**RECORDS FOR THE EXERCISE:**
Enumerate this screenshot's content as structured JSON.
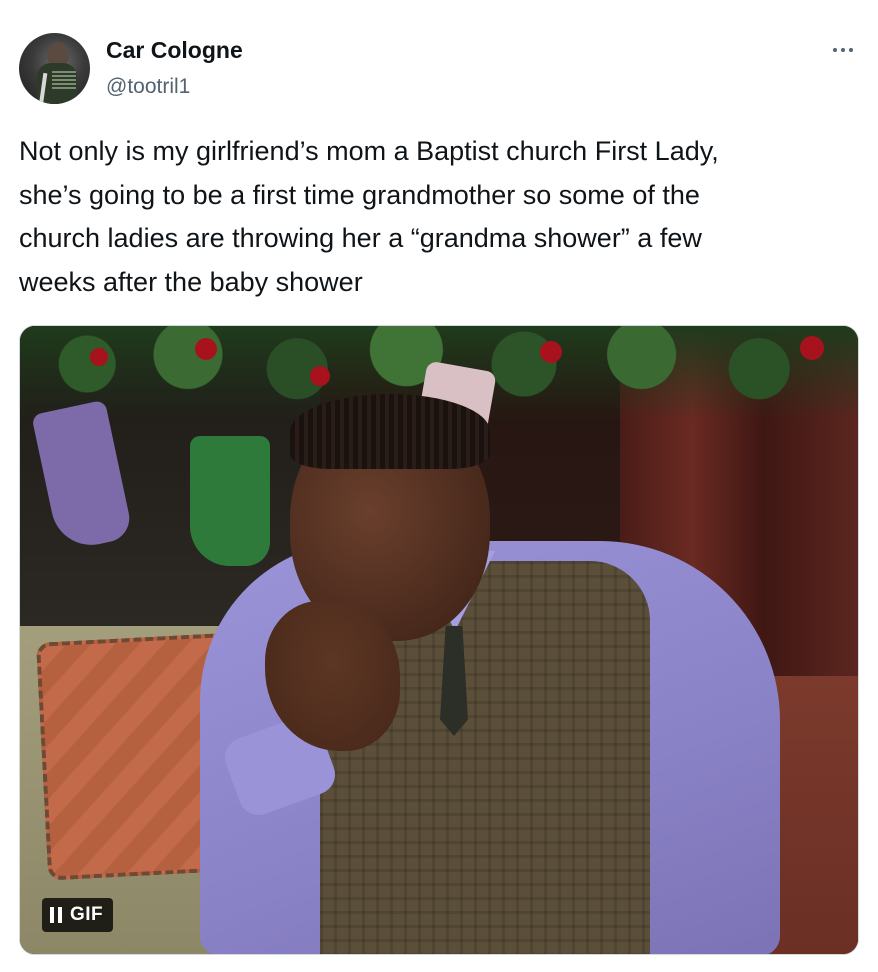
{
  "author": {
    "display_name": "Car Cologne",
    "handle": "@tootril1"
  },
  "tweet": {
    "text": "Not only is my girlfriend’s mom a Baptist church First Lady,\nshe’s going to be a first time grandmother so some of the\nchurch ladies are throwing her a “grandma shower” a few\nweeks after the baby shower"
  },
  "media": {
    "type": "gif",
    "badge_label": "GIF",
    "control_icon": "pause-icon"
  },
  "icons": {
    "more": "more-options-icon"
  },
  "colors": {
    "text_primary": "#0f1419",
    "text_secondary": "#536471",
    "border": "#cfd9de",
    "badge_bg": "#000000"
  }
}
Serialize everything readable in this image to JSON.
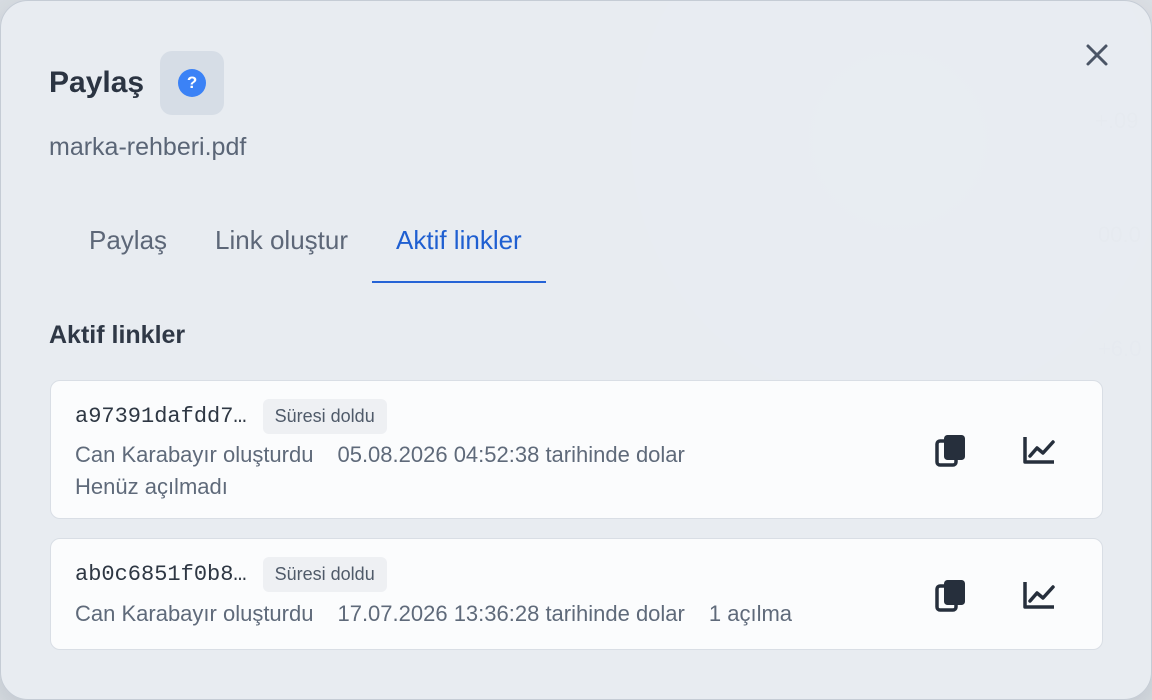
{
  "dialog": {
    "title": "Paylaş",
    "file_name": "marka-rehberi.pdf"
  },
  "tabs": [
    {
      "label": "Paylaş",
      "active": false
    },
    {
      "label": "Link oluştur",
      "active": false
    },
    {
      "label": "Aktif linkler",
      "active": true
    }
  ],
  "section": {
    "title": "Aktif linkler"
  },
  "links": [
    {
      "id": "a97391dafdd7…",
      "status": "Süresi doldu",
      "creator": "Can Karabayır oluşturdu",
      "expiry": "05.08.2026 04:52:38 tarihinde dolar",
      "views": "Henüz açılmadı"
    },
    {
      "id": "ab0c6851f0b8…",
      "status": "Süresi doldu",
      "creator": "Can Karabayır oluşturdu",
      "expiry": "17.07.2026 13:36:28 tarihinde dolar",
      "views": "1 açılma"
    }
  ],
  "icons": {
    "close": "close-icon",
    "help": "help-icon",
    "copy": "copy-icon",
    "stats": "chart-line-icon"
  },
  "colors": {
    "accent": "#2563d6",
    "help": "#3b82f6"
  }
}
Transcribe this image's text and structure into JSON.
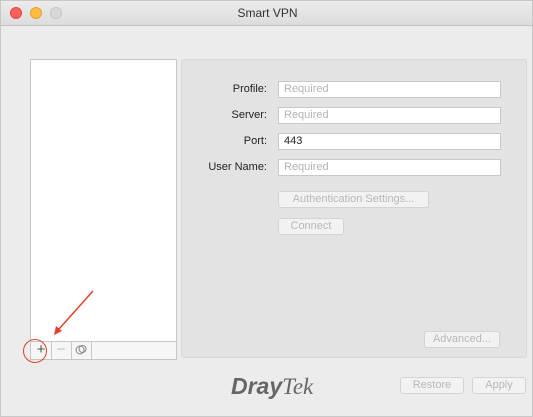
{
  "window": {
    "title": "Smart VPN"
  },
  "profile_list": {
    "add_symbol": "+",
    "remove_symbol": "−",
    "duplicate_symbol": "⧉"
  },
  "form": {
    "profile": {
      "label": "Profile:",
      "placeholder": "Required",
      "value": ""
    },
    "server": {
      "label": "Server:",
      "placeholder": "Required",
      "value": ""
    },
    "port": {
      "label": "Port:",
      "value": "443"
    },
    "username": {
      "label": "User Name:",
      "placeholder": "Required",
      "value": ""
    }
  },
  "buttons": {
    "auth_settings": "Authentication Settings...",
    "connect": "Connect",
    "advanced": "Advanced...",
    "restore": "Restore",
    "apply": "Apply"
  },
  "branding": {
    "logo_part1": "Dray",
    "logo_part2": "Tek"
  },
  "colors": {
    "annotation": "#e2402a",
    "panel": "#e3e3e3",
    "window": "#ececec"
  }
}
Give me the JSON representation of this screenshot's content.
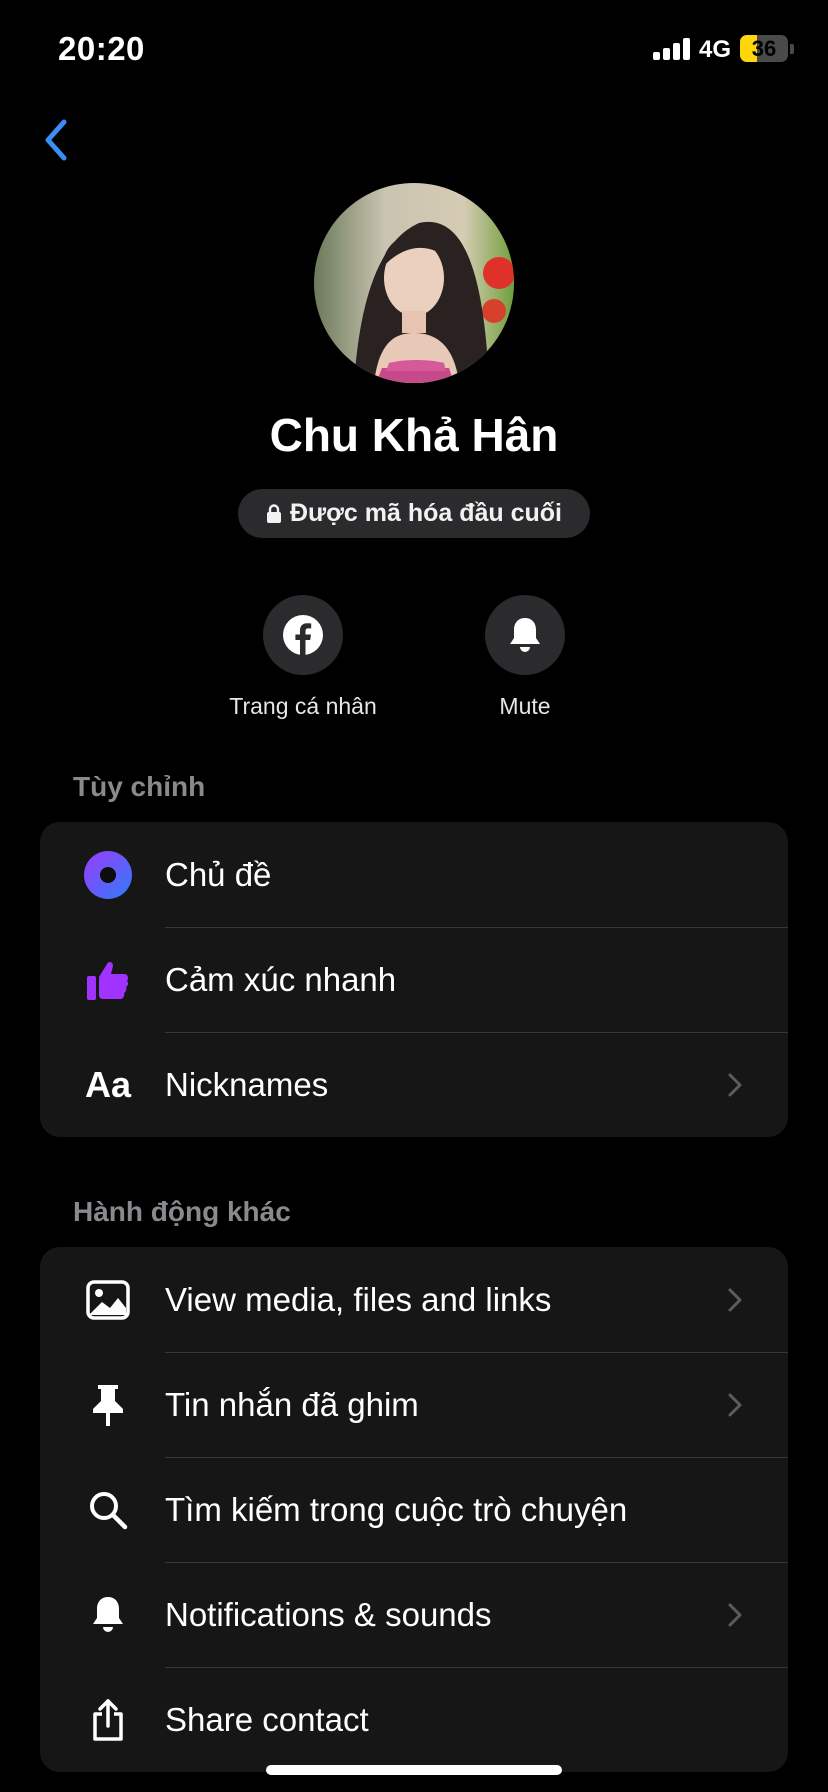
{
  "status_bar": {
    "time": "20:20",
    "network": "4G",
    "battery": "36",
    "battery_level": 0.36
  },
  "profile": {
    "name": "Chu Khả Hân",
    "encryption_label": "Được mã hóa đầu cuối"
  },
  "actions": [
    {
      "label": "Trang cá nhân",
      "icon": "facebook-icon"
    },
    {
      "label": "Mute",
      "icon": "bell-icon"
    }
  ],
  "sections": {
    "customize": {
      "title": "Tùy chỉnh",
      "items": [
        {
          "label": "Chủ đề",
          "icon": "theme-icon",
          "chevron": false
        },
        {
          "label": "Cảm xúc nhanh",
          "icon": "thumbs-up-icon",
          "chevron": false
        },
        {
          "label": "Nicknames",
          "icon": "text-aa-icon",
          "chevron": true
        }
      ]
    },
    "other_actions": {
      "title": "Hành động khác",
      "items": [
        {
          "label": "View media, files and links",
          "icon": "image-icon",
          "chevron": true
        },
        {
          "label": "Tin nhắn đã ghim",
          "icon": "pin-icon",
          "chevron": true
        },
        {
          "label": "Tìm kiếm trong cuộc trò chuyện",
          "icon": "search-icon",
          "chevron": false
        },
        {
          "label": "Notifications & sounds",
          "icon": "bell-icon",
          "chevron": true
        },
        {
          "label": "Share contact",
          "icon": "share-icon",
          "chevron": false
        }
      ]
    }
  },
  "colors": {
    "accent": "#3a8ff5",
    "theme_gradient_start": "#8a3ffc",
    "theme_gradient_end": "#3a6ff5",
    "thumbs_up": "#a033ff"
  }
}
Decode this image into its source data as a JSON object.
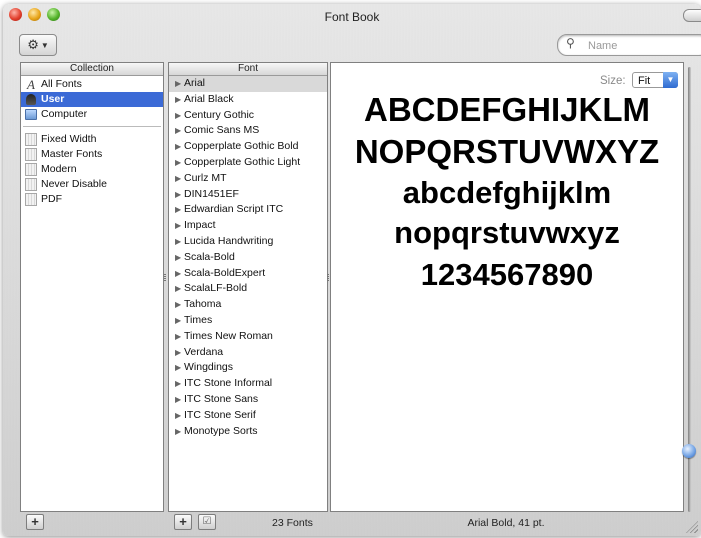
{
  "window": {
    "title": "Font Book"
  },
  "toolbar": {
    "action_icon": "gear-icon",
    "search": {
      "placeholder": "Name",
      "value": ""
    }
  },
  "collections": {
    "header": "Collection",
    "items": [
      {
        "label": "All Fonts",
        "icon": "all-fonts-icon"
      },
      {
        "label": "User",
        "icon": "user-icon",
        "selected": true
      },
      {
        "label": "Computer",
        "icon": "computer-icon"
      }
    ],
    "library_items": [
      {
        "label": "Fixed Width",
        "icon": "collection-icon"
      },
      {
        "label": "Master Fonts",
        "icon": "collection-icon"
      },
      {
        "label": "Modern",
        "icon": "collection-icon"
      },
      {
        "label": "Never Disable",
        "icon": "collection-icon"
      },
      {
        "label": "PDF",
        "icon": "collection-icon"
      }
    ]
  },
  "fonts": {
    "header": "Font",
    "items": [
      "Arial",
      "Arial Black",
      "Century Gothic",
      "Comic Sans MS",
      "Copperplate Gothic Bold",
      "Copperplate Gothic Light",
      "Curlz MT",
      "DIN1451EF",
      "Edwardian Script ITC",
      "Impact",
      "Lucida Handwriting",
      "Scala-Bold",
      "Scala-BoldExpert",
      "ScalaLF-Bold",
      "Tahoma",
      "Times",
      "Times New Roman",
      "Verdana",
      "Wingdings",
      "ITC Stone Informal",
      "ITC Stone Sans",
      "ITC Stone Serif",
      "Monotype Sorts"
    ],
    "selected_index": 0
  },
  "preview": {
    "size_label": "Size:",
    "size_value": "Fit",
    "sample_lines": [
      "ABCDEFGHIJKLM",
      "NOPQRSTUVWXYZ",
      "abcdefghijklm",
      "nopqrstuvwxyz",
      "1234567890"
    ],
    "slider_level": 0.85
  },
  "footer": {
    "add_collection_label": "+",
    "add_font_label": "+",
    "enable_font_label": "☑",
    "font_count": "23 Fonts",
    "status": "Arial Bold, 41 pt."
  },
  "colors": {
    "selection": "#3b6ad6",
    "font_selection": "#d9d9d9"
  }
}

**EXERCISE REQUIREMENTS:**
Word for word, quote the lines above. Omit the pictures.

**SOLUTION TO THIS TASK:**
Enumerate this screenshot's content as structured JSON.
{
  "author": {
    "display_name": "Car Cologne",
    "handle": "@tootril1"
  },
  "tweet": {
    "text": "Not only is my girlfriend’s mom a Baptist church First Lady,\nshe’s going to be a first time grandmother so some of the\nchurch ladies are throwing her a “grandma shower” a few\nweeks after the baby shower"
  },
  "media": {
    "type": "gif",
    "badge_label": "GIF",
    "control_icon": "pause-icon"
  },
  "icons": {
    "more": "more-options-icon"
  },
  "colors": {
    "text_primary": "#0f1419",
    "text_secondary": "#536471",
    "border": "#cfd9de",
    "badge_bg": "#000000"
  }
}
Serialize everything readable in this image to JSON.
{
  "dialog": {
    "title": "Paylaş",
    "file_name": "marka-rehberi.pdf"
  },
  "tabs": [
    {
      "label": "Paylaş",
      "active": false
    },
    {
      "label": "Link oluştur",
      "active": false
    },
    {
      "label": "Aktif linkler",
      "active": true
    }
  ],
  "section": {
    "title": "Aktif linkler"
  },
  "links": [
    {
      "id": "a97391dafdd7…",
      "status": "Süresi doldu",
      "creator": "Can Karabayır oluşturdu",
      "expiry": "05.08.2026 04:52:38 tarihinde dolar",
      "views": "Henüz açılmadı"
    },
    {
      "id": "ab0c6851f0b8…",
      "status": "Süresi doldu",
      "creator": "Can Karabayır oluşturdu",
      "expiry": "17.07.2026 13:36:28 tarihinde dolar",
      "views": "1 açılma"
    }
  ],
  "icons": {
    "close": "close-icon",
    "help": "help-icon",
    "copy": "copy-icon",
    "stats": "chart-line-icon"
  },
  "colors": {
    "accent": "#2563d6",
    "help": "#3b82f6"
  }
}
Transcribe this image's text and structure into JSON.
{
  "window": {
    "title": "Smart VPN"
  },
  "profile_list": {
    "add_symbol": "+",
    "remove_symbol": "−",
    "duplicate_symbol": "⧉"
  },
  "form": {
    "profile": {
      "label": "Profile:",
      "placeholder": "Required",
      "value": ""
    },
    "server": {
      "label": "Server:",
      "placeholder": "Required",
      "value": ""
    },
    "port": {
      "label": "Port:",
      "value": "443"
    },
    "username": {
      "label": "User Name:",
      "placeholder": "Required",
      "value": ""
    }
  },
  "buttons": {
    "auth_settings": "Authentication Settings...",
    "connect": "Connect",
    "advanced": "Advanced...",
    "restore": "Restore",
    "apply": "Apply"
  },
  "branding": {
    "logo_part1": "Dray",
    "logo_part2": "Tek"
  },
  "colors": {
    "annotation": "#e2402a",
    "panel": "#e3e3e3",
    "window": "#ececec"
  }
}
Give me the JSON representation of this screenshot's content.
{
  "status_bar": {
    "time": "20:20",
    "network": "4G",
    "battery": "36",
    "battery_level": 0.36
  },
  "profile": {
    "name": "Chu Khả Hân",
    "encryption_label": "Được mã hóa đầu cuối"
  },
  "actions": [
    {
      "label": "Trang cá nhân",
      "icon": "facebook-icon"
    },
    {
      "label": "Mute",
      "icon": "bell-icon"
    }
  ],
  "sections": {
    "customize": {
      "title": "Tùy chỉnh",
      "items": [
        {
          "label": "Chủ đề",
          "icon": "theme-icon",
          "chevron": false
        },
        {
          "label": "Cảm xúc nhanh",
          "icon": "thumbs-up-icon",
          "chevron": false
        },
        {
          "label": "Nicknames",
          "icon": "text-aa-icon",
          "chevron": true
        }
      ]
    },
    "other_actions": {
      "title": "Hành động khác",
      "items": [
        {
          "label": "View media, files and links",
          "icon": "image-icon",
          "chevron": true
        },
        {
          "label": "Tin nhắn đã ghim",
          "icon": "pin-icon",
          "chevron": true
        },
        {
          "label": "Tìm kiếm trong cuộc trò chuyện",
          "icon": "search-icon",
          "chevron": false
        },
        {
          "label": "Notifications & sounds",
          "icon": "bell-icon",
          "chevron": true
        },
        {
          "label": "Share contact",
          "icon": "share-icon",
          "chevron": false
        }
      ]
    }
  },
  "colors": {
    "accent": "#3a8ff5",
    "theme_gradient_start": "#8a3ffc",
    "theme_gradient_end": "#3a6ff5",
    "thumbs_up": "#a033ff"
  }
}
Decode this image into its source data as a JSON object.
{
  "window": {
    "title": "Font Book"
  },
  "toolbar": {
    "action_icon": "gear-icon",
    "search": {
      "placeholder": "Name",
      "value": ""
    }
  },
  "collections": {
    "header": "Collection",
    "items": [
      {
        "label": "All Fonts",
        "icon": "all-fonts-icon"
      },
      {
        "label": "User",
        "icon": "user-icon",
        "selected": true
      },
      {
        "label": "Computer",
        "icon": "computer-icon"
      }
    ],
    "library_items": [
      {
        "label": "Fixed Width",
        "icon": "collection-icon"
      },
      {
        "label": "Master Fonts",
        "icon": "collection-icon"
      },
      {
        "label": "Modern",
        "icon": "collection-icon"
      },
      {
        "label": "Never Disable",
        "icon": "collection-icon"
      },
      {
        "label": "PDF",
        "icon": "collection-icon"
      }
    ]
  },
  "fonts": {
    "header": "Font",
    "items": [
      "Arial",
      "Arial Black",
      "Century Gothic",
      "Comic Sans MS",
      "Copperplate Gothic Bold",
      "Copperplate Gothic Light",
      "Curlz MT",
      "DIN1451EF",
      "Edwardian Script ITC",
      "Impact",
      "Lucida Handwriting",
      "Scala-Bold",
      "Scala-BoldExpert",
      "ScalaLF-Bold",
      "Tahoma",
      "Times",
      "Times New Roman",
      "Verdana",
      "Wingdings",
      "ITC Stone Informal",
      "ITC Stone Sans",
      "ITC Stone Serif",
      "Monotype Sorts"
    ],
    "selected_index": 0
  },
  "preview": {
    "size_label": "Size:",
    "size_value": "Fit",
    "sample_lines": [
      "ABCDEFGHIJKLM",
      "NOPQRSTUVWXYZ",
      "abcdefghijklm",
      "nopqrstuvwxyz",
      "1234567890"
    ],
    "slider_level": 0.85
  },
  "footer": {
    "add_collection_label": "+",
    "add_font_label": "+",
    "enable_font_label": "☑",
    "font_count": "23 Fonts",
    "status": "Arial Bold, 41 pt."
  },
  "colors": {
    "selection": "#3b6ad6",
    "font_selection": "#d9d9d9"
  }
}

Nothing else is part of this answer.